----- DATA PROVIDED -----
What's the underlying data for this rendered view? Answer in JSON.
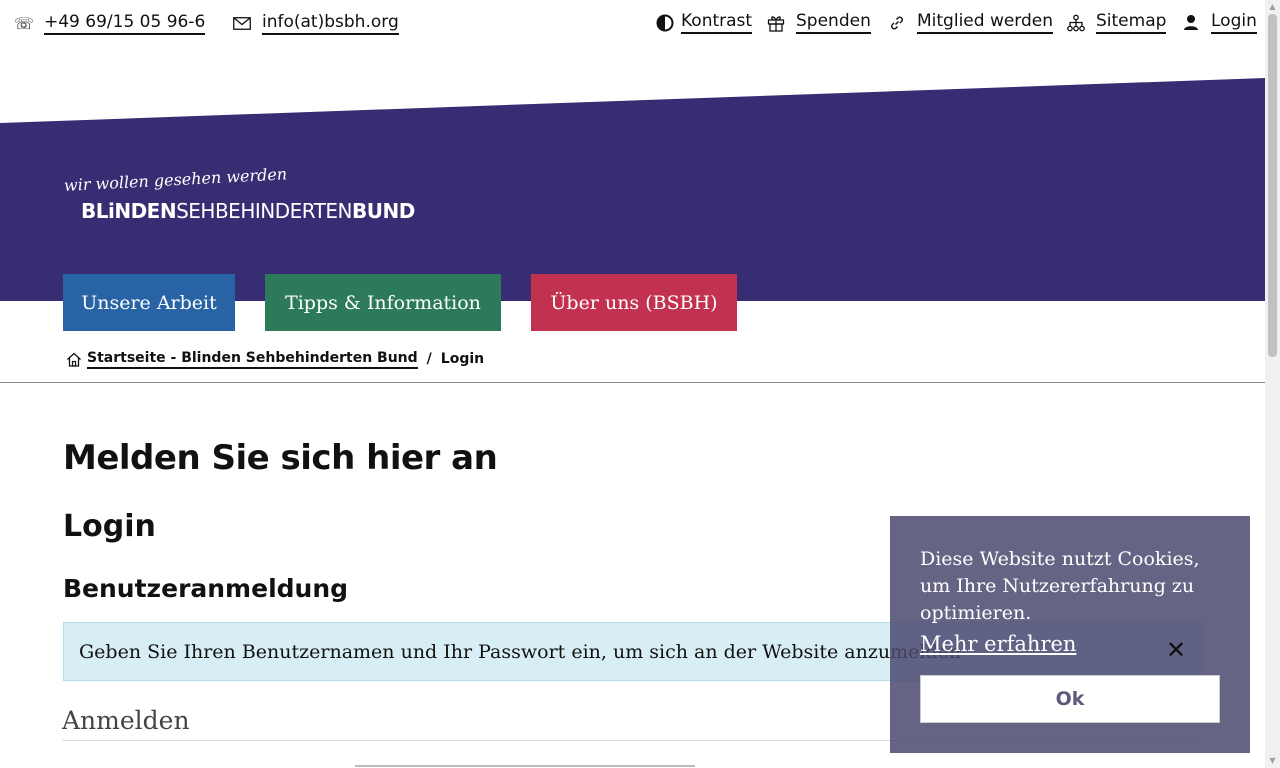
{
  "topbar": {
    "phone": {
      "label": "+49 69/15 05 96-6",
      "icon": "phone-icon"
    },
    "email": {
      "label": "info(at)bsbh.org",
      "icon": "envelope-icon"
    },
    "links": [
      {
        "label": "Kontrast",
        "icon": "contrast-icon"
      },
      {
        "label": "Spenden",
        "icon": "gift-icon"
      },
      {
        "label": "Mitglied werden",
        "icon": "link-icon"
      },
      {
        "label": "Sitemap",
        "icon": "sitemap-icon"
      },
      {
        "label": "Login",
        "icon": "user-icon"
      }
    ]
  },
  "logo": {
    "tagline": "wir wollen gesehen werden",
    "name_part1": "BLiNDEN",
    "name_part2": "SEHBEHINDERTEN",
    "name_part3": "BUND"
  },
  "nav": [
    {
      "label": "Unsere Arbeit",
      "color": "#2863a5"
    },
    {
      "label": "Tipps & Information",
      "color": "#2d7a5a"
    },
    {
      "label": "Über uns (BSBH)",
      "color": "#c2314f"
    }
  ],
  "breadcrumb": {
    "home_label": "Startseite - Blinden Sehbehinderten Bund",
    "separator": "/",
    "current": "Login"
  },
  "content": {
    "page_title": "Melden Sie sich hier an",
    "section_title": "Login",
    "subsection_title": "Benutzeranmeldung",
    "info_text": "Geben Sie Ihren Benutzernamen und Ihr Passwort ein, um sich an der Website anzumelden",
    "form_legend": "Anmelden"
  },
  "cookie": {
    "text": "Diese Website nutzt Cookies, um Ihre Nutzererfahrung zu optimieren.",
    "more_label": "Mehr erfahren",
    "ok_label": "Ok",
    "close_symbol": "✕"
  },
  "colors": {
    "banner": "#372d73",
    "nav_blue": "#2863a5",
    "nav_green": "#2d7a5a",
    "nav_red": "#c2314f",
    "info_bg": "#d8eef5",
    "cookie_bg": "#4b4970"
  }
}
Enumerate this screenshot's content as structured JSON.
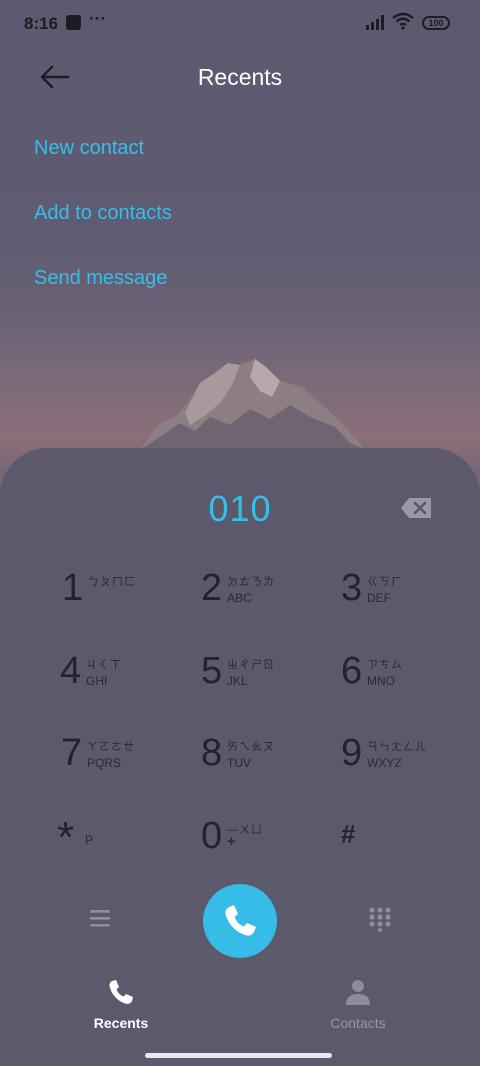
{
  "status_bar": {
    "time": "8:16",
    "dots": "···",
    "battery": "100"
  },
  "header": {
    "title": "Recents"
  },
  "actions": [
    "New contact",
    "Add to contacts",
    "Send message"
  ],
  "dialer": {
    "number": "010",
    "keys": [
      {
        "digit": "1",
        "line1": "ㄅㄆㄇㄈ",
        "line2": ""
      },
      {
        "digit": "2",
        "line1": "ㄉㄊㄋㄌ",
        "line2": "ABC"
      },
      {
        "digit": "3",
        "line1": "ㄍㄎㄏ",
        "line2": "DEF"
      },
      {
        "digit": "4",
        "line1": "ㄐㄑㄒ",
        "line2": "GHI"
      },
      {
        "digit": "5",
        "line1": "ㄓㄔㄕㄖ",
        "line2": "JKL"
      },
      {
        "digit": "6",
        "line1": "ㄗㄘㄙ",
        "line2": "MNO"
      },
      {
        "digit": "7",
        "line1": "ㄚㄛㄜㄝ",
        "line2": "PQRS"
      },
      {
        "digit": "8",
        "line1": "ㄞㄟㄠㄡ",
        "line2": "TUV"
      },
      {
        "digit": "9",
        "line1": "ㄢㄣㄤㄥㄦ",
        "line2": "WXYZ"
      },
      {
        "digit": "*",
        "line1": "",
        "line2": "P"
      },
      {
        "digit": "0",
        "line1": "—ㄨㄩ",
        "line2": "+"
      },
      {
        "digit": "#",
        "line1": "",
        "line2": ""
      }
    ]
  },
  "bottom_nav": {
    "recents": "Recents",
    "contacts": "Contacts"
  },
  "colors": {
    "accent": "#38bde8",
    "sheet": "#5b596b",
    "key_text": "#23232c"
  }
}
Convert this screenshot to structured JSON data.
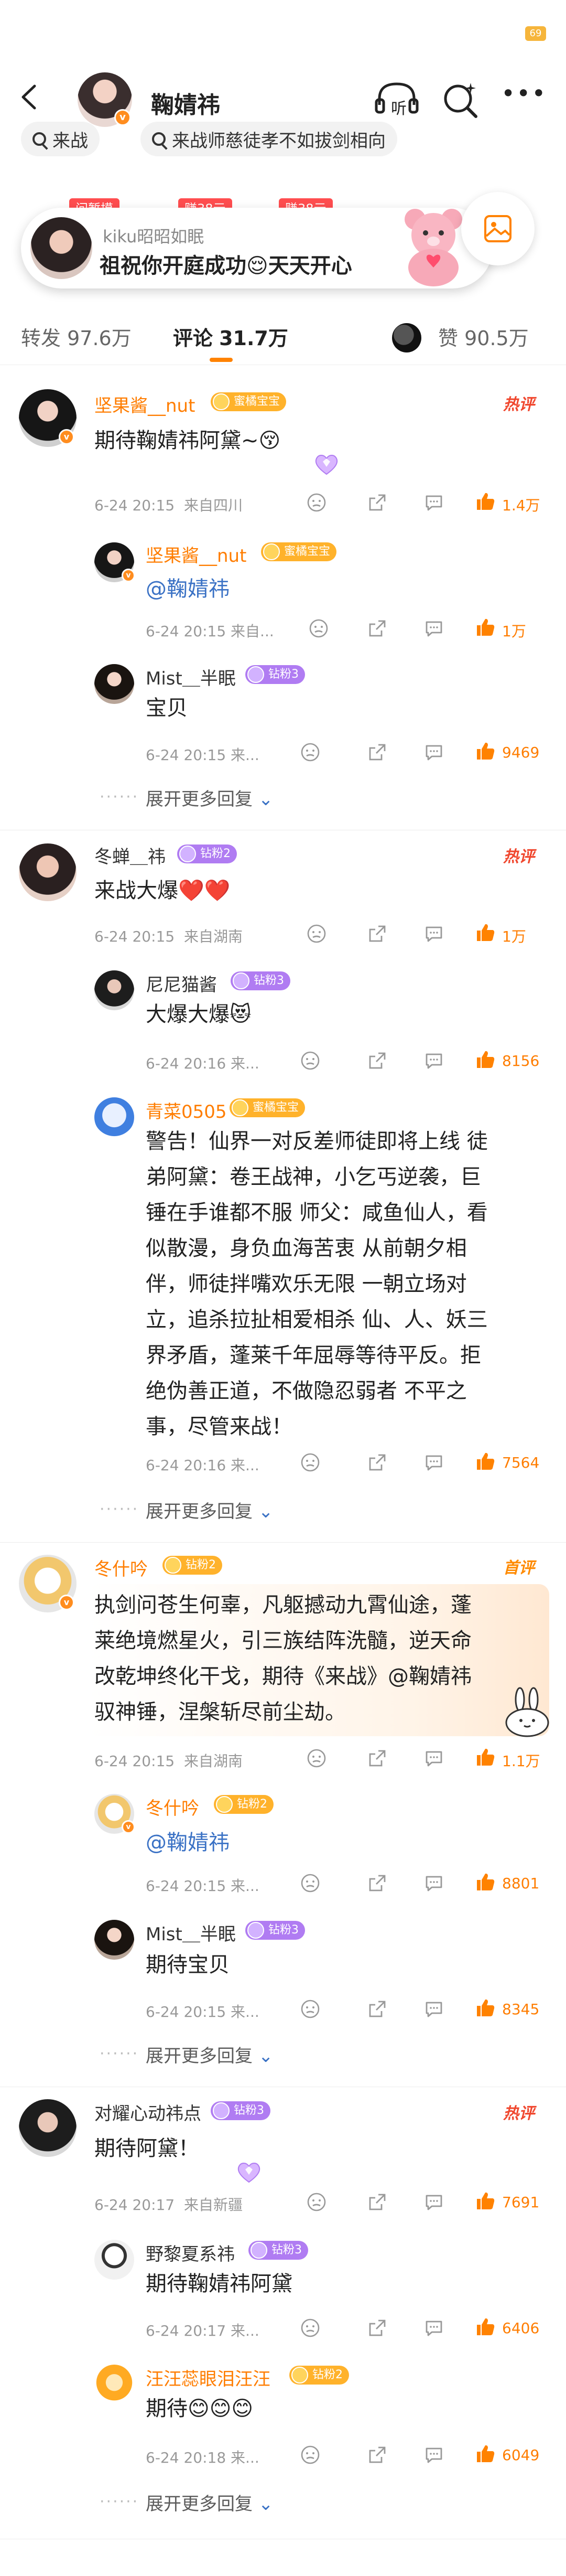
{
  "status": {
    "battery": "69"
  },
  "header": {
    "name": "鞠婧祎",
    "listen_label": "听"
  },
  "search_chips": [
    "来战",
    "来战师慈徒孝不如拔剑相向"
  ],
  "banner": {
    "tags": [
      "问暂摸",
      "赚38元",
      "赚38元"
    ],
    "user": "kiku昭昭如眠",
    "text": "祖祝你开庭成功😌天天开心"
  },
  "tabs": {
    "repost_label": "转发",
    "repost_count": "97.6万",
    "comment_label": "评论",
    "comment_count": "31.7万",
    "like_label": "赞",
    "like_count": "90.5万"
  },
  "labels": {
    "hot": "热评",
    "top": "首评",
    "expand": "展开更多回复",
    "dots": "······",
    "chevron": "⌄"
  },
  "comments": [
    {
      "user": "坚果酱__nut",
      "badge": "蜜橘宝宝",
      "text": "期待鞠婧祎阿黛~😚",
      "time": "6-24 20:15",
      "loc": "来自四川",
      "likes": "1.4万",
      "replies": [
        {
          "user": "坚果酱__nut",
          "badge": "蜜橘宝宝",
          "text": "@鞠婧祎",
          "time": "6-24 20:15 来自...",
          "likes": "1万"
        },
        {
          "user": "Mist＿半眠",
          "badge": "钻粉3",
          "text": "宝贝",
          "time": "6-24 20:15 来...",
          "likes": "9469"
        }
      ]
    },
    {
      "user": "冬蝉＿祎",
      "badge": "钻粉2",
      "text": "来战大爆❤️❤️",
      "time": "6-24 20:15",
      "loc": "来自湖南",
      "likes": "1万",
      "replies": [
        {
          "user": "尼尼猫酱",
          "badge": "钻粉3",
          "text": "大爆大爆😻",
          "time": "6-24 20:16 来...",
          "likes": "8156"
        },
        {
          "user": "青菜0505",
          "badge": "蜜橘宝宝",
          "lines": [
            "警告！仙界一对反差师徒即将上线 徒",
            "弟阿黛：卷王战神，小乞丐逆袭，巨",
            "锤在手谁都不服 师父：咸鱼仙人，看",
            "似散漫，身负血海苦衷 从前朝夕相",
            "伴，师徒拌嘴欢乐无限 一朝立场对",
            "立，追杀拉扯相爱相杀 仙、人、妖三",
            "界矛盾，蓬莱千年屈辱等待平反。拒",
            "绝伪善正道，不做隐忍弱者 不平之",
            "事，尽管来战！"
          ],
          "time": "6-24 20:16 来...",
          "likes": "7564"
        }
      ]
    },
    {
      "user": "冬什吟",
      "badge": "钻粉2",
      "lines": [
        "执剑问苍生何辜，凡躯撼动九霄仙途，蓬",
        "莱绝境燃星火，引三族结阵洗髓，逆天命",
        "改乾坤终化干戈，期待《来战》@鞠婧祎",
        "驭神锤，涅槃斩尽前尘劫。"
      ],
      "time": "6-24 20:15",
      "loc": "来自湖南",
      "likes": "1.1万",
      "replies": [
        {
          "user": "冬什吟",
          "badge": "钻粉2",
          "text": "@鞠婧祎",
          "time": "6-24 20:15 来...",
          "likes": "8801"
        },
        {
          "user": "Mist＿半眠",
          "badge": "钻粉3",
          "text": "期待宝贝",
          "time": "6-24 20:15 来...",
          "likes": "8345"
        }
      ]
    },
    {
      "user": "对耀心动祎点",
      "badge": "钻粉3",
      "text": "期待阿黛！",
      "time": "6-24 20:17",
      "loc": "来自新疆",
      "likes": "7691",
      "replies": [
        {
          "user": "野黎夏系祎",
          "badge": "钻粉3",
          "text": "期待鞠婧祎阿黛",
          "time": "6-24 20:17 来...",
          "likes": "6406"
        },
        {
          "user": "汪汪蕊眼泪汪汪",
          "badge": "钻粉2",
          "text": "期待😊😊😊",
          "time": "6-24 20:18 来...",
          "likes": "6049"
        }
      ]
    }
  ]
}
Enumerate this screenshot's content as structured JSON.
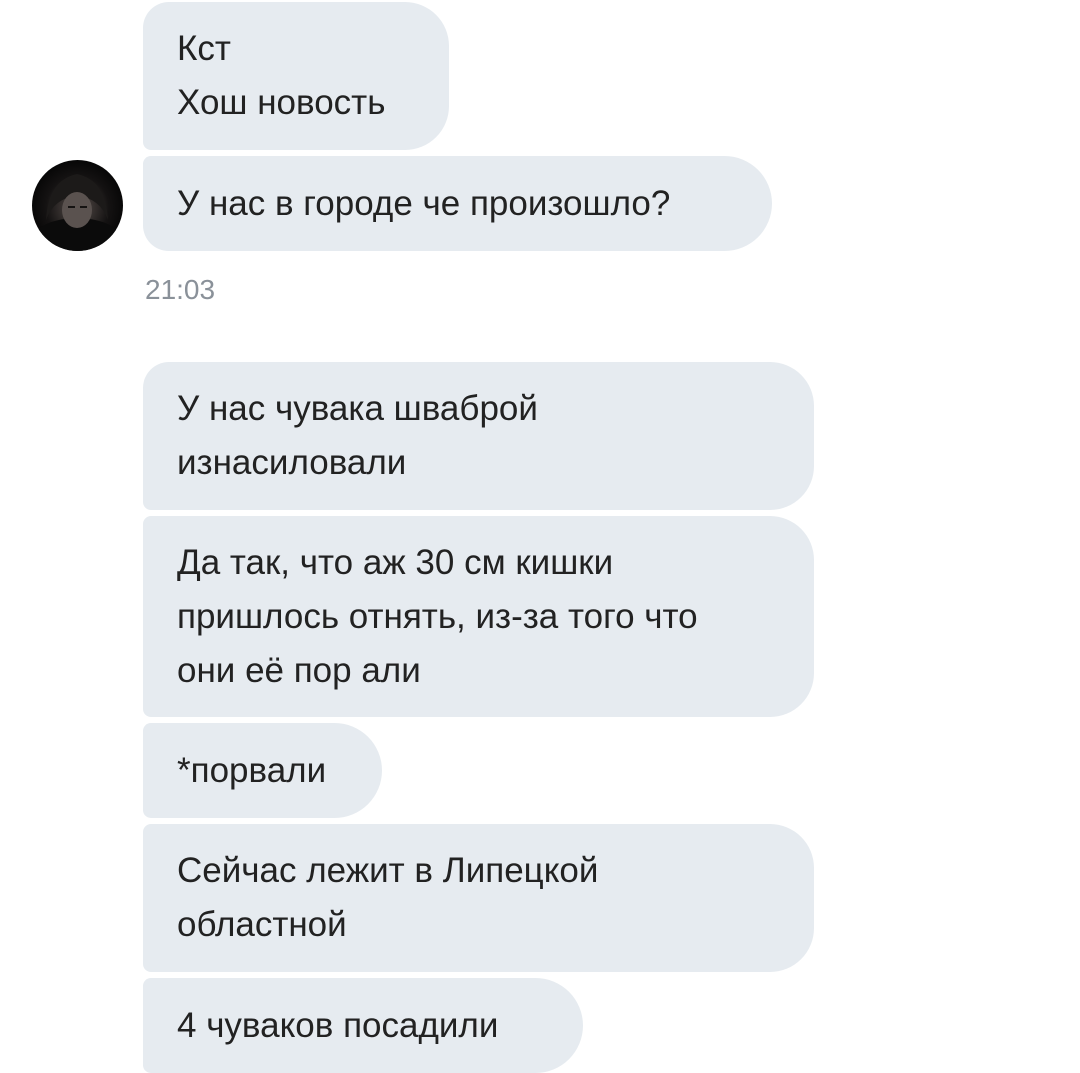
{
  "conversation": {
    "group_one": {
      "messages": [
        {
          "text": "Кст\nХош новость"
        },
        {
          "text": "У нас в городе че произошло?"
        }
      ],
      "timestamp": "21:03"
    },
    "group_two": {
      "messages": [
        {
          "text": "У нас чувака шваброй\nизнасиловали"
        },
        {
          "text": "Да так, что аж 30 см кишки\nпришлось отнять, из-за того что\nони её пор али"
        },
        {
          "text": "*порвали"
        },
        {
          "text": "Сейчас лежит в Липецкой\nобластной"
        },
        {
          "text": "4 чуваков посадили"
        }
      ]
    }
  },
  "colors": {
    "bubble_bg": "#e6ebf0",
    "text": "#222222",
    "timestamp": "#8a9199"
  },
  "icons": {
    "avatar": "user-avatar-dark-hooded-figure"
  }
}
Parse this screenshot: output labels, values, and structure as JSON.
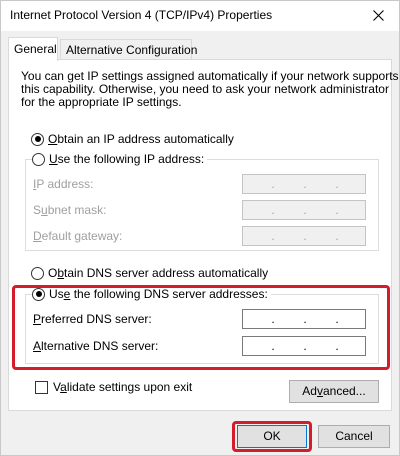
{
  "window": {
    "title": "Internet Protocol Version 4 (TCP/IPv4) Properties"
  },
  "tabs": [
    {
      "label": "General",
      "active": true
    },
    {
      "label": "Alternative Configuration",
      "active": false
    }
  ],
  "description": [
    "You can get IP settings assigned automatically if your network supports",
    "this capability. Otherwise, you need to ask your network administrator",
    "for the appropriate IP settings."
  ],
  "ip_section": {
    "auto": {
      "pre": "",
      "key": "O",
      "post": "btain an IP address automatically",
      "checked": true
    },
    "manual": {
      "pre": "",
      "key": "U",
      "post": "se the following IP address:",
      "checked": false
    },
    "fields": [
      {
        "pre": "",
        "key": "I",
        "post": "P address:",
        "value": ". . ."
      },
      {
        "pre": "S",
        "key": "u",
        "post": "bnet mask:",
        "value": ". . ."
      },
      {
        "pre": "",
        "key": "D",
        "post": "efault gateway:",
        "value": ". . ."
      }
    ]
  },
  "dns_section": {
    "auto": {
      "pre": "O",
      "key": "b",
      "post": "tain DNS server address automatically",
      "checked": false
    },
    "manual": {
      "pre": "Us",
      "key": "e",
      "post": " the following DNS server addresses:",
      "checked": true
    },
    "fields": [
      {
        "pre": "",
        "key": "P",
        "post": "referred DNS server:"
      },
      {
        "pre": "",
        "key": "A",
        "post": "lternative DNS server:"
      }
    ]
  },
  "validate": {
    "pre": "V",
    "key": "a",
    "post": "lidate settings upon exit",
    "checked": false
  },
  "buttons": {
    "advanced": {
      "pre": "Ad",
      "key": "v",
      "post": "anced..."
    },
    "ok": "OK",
    "cancel": "Cancel"
  },
  "colors": {
    "highlight": "#d41c2a",
    "default_button_border": "#0078d7"
  }
}
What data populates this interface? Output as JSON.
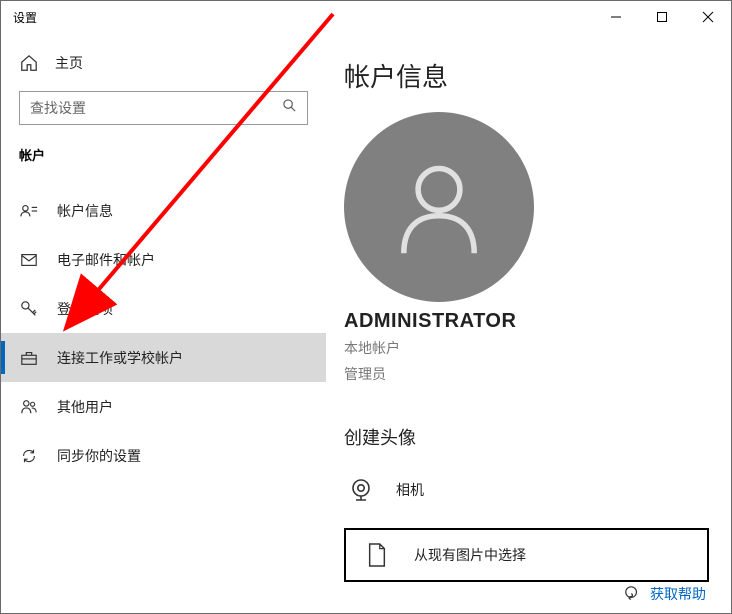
{
  "window": {
    "title": "设置"
  },
  "sidebar": {
    "home": "主页",
    "searchPlaceholder": "查找设置",
    "section": "帐户",
    "items": [
      {
        "label": "帐户信息"
      },
      {
        "label": "电子邮件和帐户"
      },
      {
        "label": "登录选项"
      },
      {
        "label": "连接工作或学校帐户"
      },
      {
        "label": "其他用户"
      },
      {
        "label": "同步你的设置"
      }
    ]
  },
  "main": {
    "pageTitle": "帐户信息",
    "username": "ADMINISTRATOR",
    "accountType": "本地帐户",
    "role": "管理员",
    "createAvatarHeading": "创建头像",
    "cameraLabel": "相机",
    "browseLabel": "从现有图片中选择",
    "helpLink": "获取帮助"
  }
}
-----
TASK PROMPT
Going through the records above, state how many lines carry "server", with no other text.

FULL RESPONSE
4